Entries taken from a collection:
▼

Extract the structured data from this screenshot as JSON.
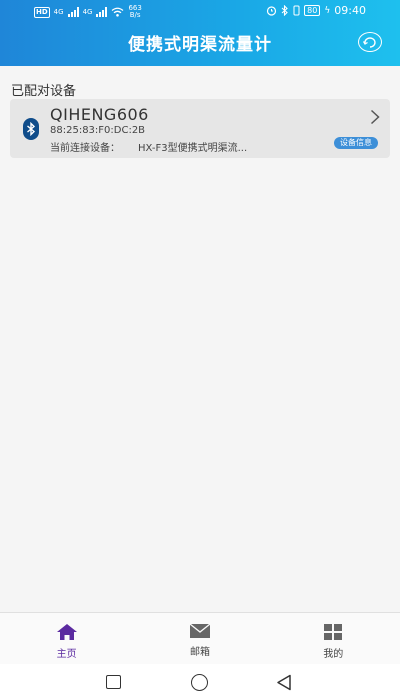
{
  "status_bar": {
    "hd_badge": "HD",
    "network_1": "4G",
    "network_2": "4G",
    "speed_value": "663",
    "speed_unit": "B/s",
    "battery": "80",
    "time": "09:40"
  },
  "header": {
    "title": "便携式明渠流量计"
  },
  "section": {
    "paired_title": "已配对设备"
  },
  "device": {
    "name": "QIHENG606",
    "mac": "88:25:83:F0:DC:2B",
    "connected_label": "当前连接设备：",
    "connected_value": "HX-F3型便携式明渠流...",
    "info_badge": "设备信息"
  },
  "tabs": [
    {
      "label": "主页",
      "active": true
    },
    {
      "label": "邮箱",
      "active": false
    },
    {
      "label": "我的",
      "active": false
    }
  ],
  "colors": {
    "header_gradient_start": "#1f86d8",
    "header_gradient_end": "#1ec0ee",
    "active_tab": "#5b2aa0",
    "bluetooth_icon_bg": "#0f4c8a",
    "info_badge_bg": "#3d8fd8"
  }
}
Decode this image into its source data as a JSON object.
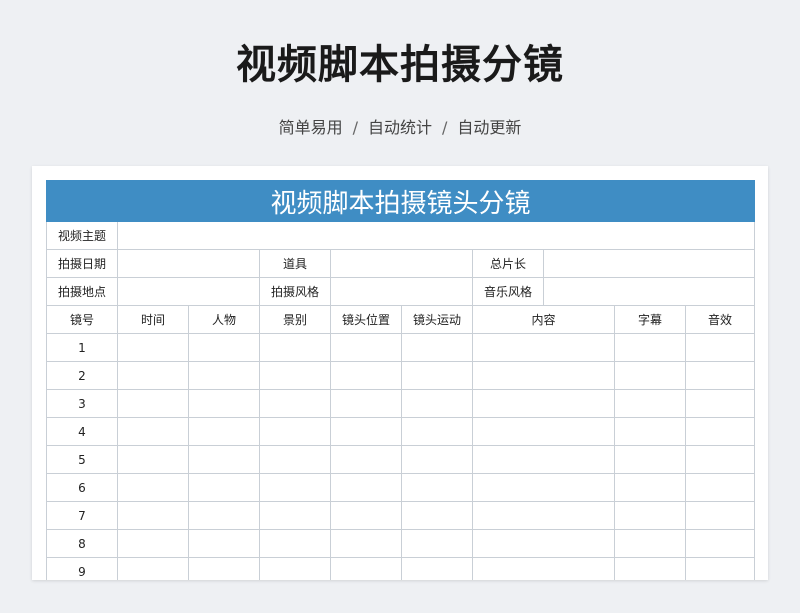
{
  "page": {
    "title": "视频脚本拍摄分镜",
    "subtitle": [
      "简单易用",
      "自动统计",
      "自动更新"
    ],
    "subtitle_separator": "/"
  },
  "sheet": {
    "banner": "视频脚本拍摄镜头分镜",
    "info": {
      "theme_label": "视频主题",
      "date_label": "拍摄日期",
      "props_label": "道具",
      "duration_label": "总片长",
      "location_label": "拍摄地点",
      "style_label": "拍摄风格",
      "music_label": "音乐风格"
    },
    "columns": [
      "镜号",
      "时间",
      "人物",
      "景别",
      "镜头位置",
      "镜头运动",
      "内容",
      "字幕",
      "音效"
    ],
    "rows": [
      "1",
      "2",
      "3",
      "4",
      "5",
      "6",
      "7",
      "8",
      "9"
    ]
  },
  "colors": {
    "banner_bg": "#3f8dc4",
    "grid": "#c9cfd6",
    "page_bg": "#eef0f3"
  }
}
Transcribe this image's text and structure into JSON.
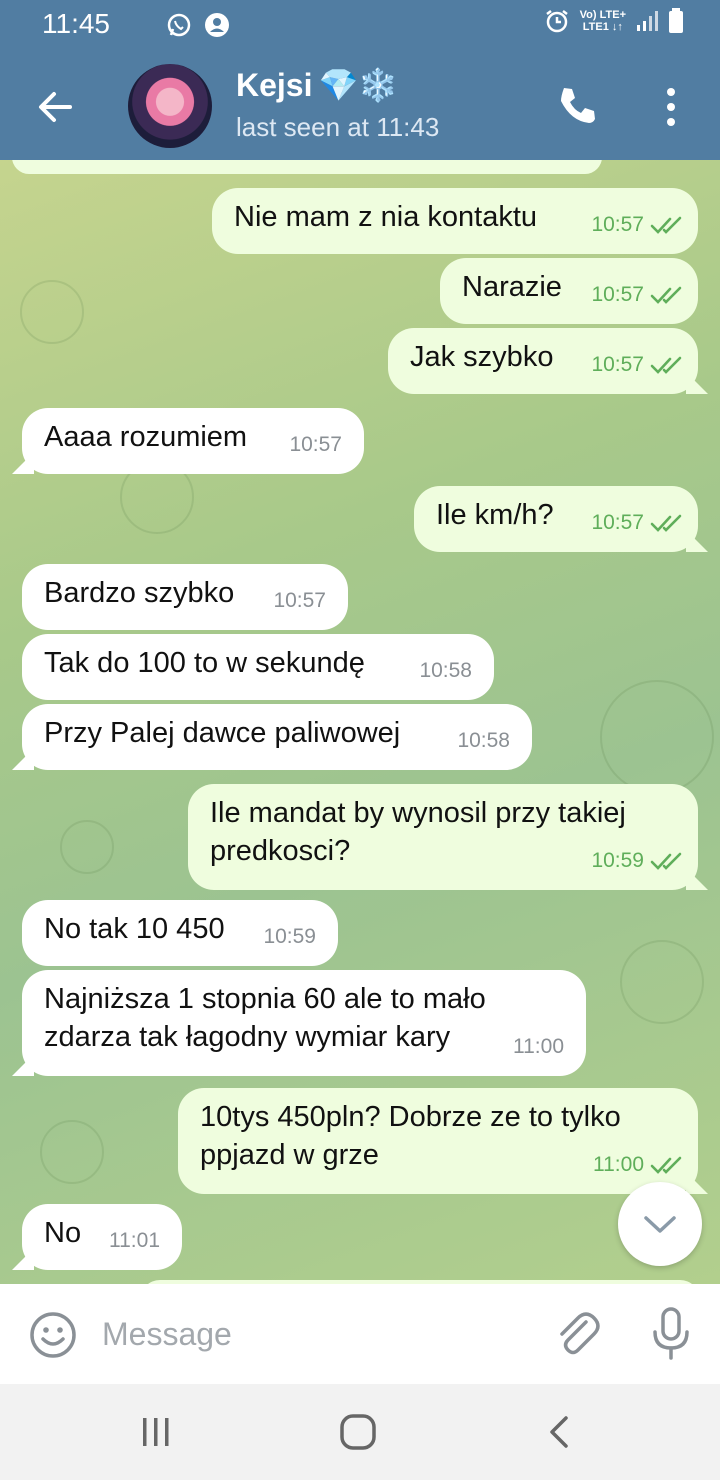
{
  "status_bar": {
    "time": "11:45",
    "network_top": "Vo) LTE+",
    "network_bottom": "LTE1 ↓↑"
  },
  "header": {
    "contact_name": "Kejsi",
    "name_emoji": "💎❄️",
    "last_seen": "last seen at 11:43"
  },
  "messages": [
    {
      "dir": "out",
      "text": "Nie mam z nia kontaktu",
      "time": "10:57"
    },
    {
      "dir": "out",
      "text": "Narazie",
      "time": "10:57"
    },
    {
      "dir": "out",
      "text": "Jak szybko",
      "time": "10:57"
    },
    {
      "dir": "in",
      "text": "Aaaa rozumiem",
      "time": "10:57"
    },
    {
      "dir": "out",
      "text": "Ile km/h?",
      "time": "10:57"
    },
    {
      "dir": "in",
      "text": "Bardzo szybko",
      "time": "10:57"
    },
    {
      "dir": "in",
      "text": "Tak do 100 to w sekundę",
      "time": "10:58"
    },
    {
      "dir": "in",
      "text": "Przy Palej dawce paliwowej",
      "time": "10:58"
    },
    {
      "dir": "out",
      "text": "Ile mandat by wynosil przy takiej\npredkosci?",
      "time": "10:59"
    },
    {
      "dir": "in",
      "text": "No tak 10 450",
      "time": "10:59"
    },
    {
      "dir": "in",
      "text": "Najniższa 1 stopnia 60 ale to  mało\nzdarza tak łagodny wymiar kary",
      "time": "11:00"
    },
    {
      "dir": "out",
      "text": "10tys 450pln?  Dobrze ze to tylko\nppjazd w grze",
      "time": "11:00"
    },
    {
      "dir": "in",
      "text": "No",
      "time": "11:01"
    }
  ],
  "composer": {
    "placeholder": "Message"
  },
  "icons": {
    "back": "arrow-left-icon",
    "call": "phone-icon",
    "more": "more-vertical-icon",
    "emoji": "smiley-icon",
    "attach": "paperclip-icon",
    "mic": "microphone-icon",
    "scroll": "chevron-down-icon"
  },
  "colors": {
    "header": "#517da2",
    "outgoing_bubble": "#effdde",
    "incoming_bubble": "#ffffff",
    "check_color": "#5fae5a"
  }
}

▲

▶ What you are asked to do
Restate the listing above word for word, and skip the pictures.

▶ Response
Extract the structured data from this screenshot as JSON.
{
  "status_bar": {
    "hd_badge": "HD",
    "network_1": "4G",
    "network_2": "4G",
    "speed_value": "663",
    "speed_unit": "B/s",
    "battery": "80",
    "time": "09:40"
  },
  "header": {
    "title": "便携式明渠流量计"
  },
  "section": {
    "paired_title": "已配对设备"
  },
  "device": {
    "name": "QIHENG606",
    "mac": "88:25:83:F0:DC:2B",
    "connected_label": "当前连接设备：",
    "connected_value": "HX-F3型便携式明渠流...",
    "info_badge": "设备信息"
  },
  "tabs": [
    {
      "label": "主页",
      "active": true
    },
    {
      "label": "邮箱",
      "active": false
    },
    {
      "label": "我的",
      "active": false
    }
  ],
  "colors": {
    "header_gradient_start": "#1f86d8",
    "header_gradient_end": "#1ec0ee",
    "active_tab": "#5b2aa0",
    "bluetooth_icon_bg": "#0f4c8a",
    "info_badge_bg": "#3d8fd8"
  }
}
Decode this image into its source data as a JSON object.
{
  "page": {
    "title": "视频脚本拍摄分镜",
    "subtitle": [
      "简单易用",
      "自动统计",
      "自动更新"
    ],
    "subtitle_separator": "/"
  },
  "sheet": {
    "banner": "视频脚本拍摄镜头分镜",
    "info": {
      "theme_label": "视频主题",
      "date_label": "拍摄日期",
      "props_label": "道具",
      "duration_label": "总片长",
      "location_label": "拍摄地点",
      "style_label": "拍摄风格",
      "music_label": "音乐风格"
    },
    "columns": [
      "镜号",
      "时间",
      "人物",
      "景别",
      "镜头位置",
      "镜头运动",
      "内容",
      "字幕",
      "音效"
    ],
    "rows": [
      "1",
      "2",
      "3",
      "4",
      "5",
      "6",
      "7",
      "8",
      "9"
    ]
  },
  "colors": {
    "banner_bg": "#3f8dc4",
    "grid": "#c9cfd6",
    "page_bg": "#eef0f3"
  }
}
Transcribe this image's text and structure into JSON.
{
  "status_bar": {
    "time": "11:45",
    "network_top": "Vo) LTE+",
    "network_bottom": "LTE1 ↓↑"
  },
  "header": {
    "contact_name": "Kejsi",
    "name_emoji": "💎❄️",
    "last_seen": "last seen at 11:43"
  },
  "messages": [
    {
      "dir": "out",
      "text": "Nie mam z nia kontaktu",
      "time": "10:57"
    },
    {
      "dir": "out",
      "text": "Narazie",
      "time": "10:57"
    },
    {
      "dir": "out",
      "text": "Jak szybko",
      "time": "10:57"
    },
    {
      "dir": "in",
      "text": "Aaaa rozumiem",
      "time": "10:57"
    },
    {
      "dir": "out",
      "text": "Ile km/h?",
      "time": "10:57"
    },
    {
      "dir": "in",
      "text": "Bardzo szybko",
      "time": "10:57"
    },
    {
      "dir": "in",
      "text": "Tak do 100 to w sekundę",
      "time": "10:58"
    },
    {
      "dir": "in",
      "text": "Przy Palej dawce paliwowej",
      "time": "10:58"
    },
    {
      "dir": "out",
      "text": "Ile mandat by wynosil przy takiej\npredkosci?",
      "time": "10:59"
    },
    {
      "dir": "in",
      "text": "No tak 10 450",
      "time": "10:59"
    },
    {
      "dir": "in",
      "text": "Najniższa 1 stopnia 60 ale to  mało\nzdarza tak łagodny wymiar kary",
      "time": "11:00"
    },
    {
      "dir": "out",
      "text": "10tys 450pln?  Dobrze ze to tylko\nppjazd w grze",
      "time": "11:00"
    },
    {
      "dir": "in",
      "text": "No",
      "time": "11:01"
    }
  ],
  "composer": {
    "placeholder": "Message"
  },
  "icons": {
    "back": "arrow-left-icon",
    "call": "phone-icon",
    "more": "more-vertical-icon",
    "emoji": "smiley-icon",
    "attach": "paperclip-icon",
    "mic": "microphone-icon",
    "scroll": "chevron-down-icon"
  },
  "colors": {
    "header": "#517da2",
    "outgoing_bubble": "#effdde",
    "incoming_bubble": "#ffffff",
    "check_color": "#5fae5a"
  }
}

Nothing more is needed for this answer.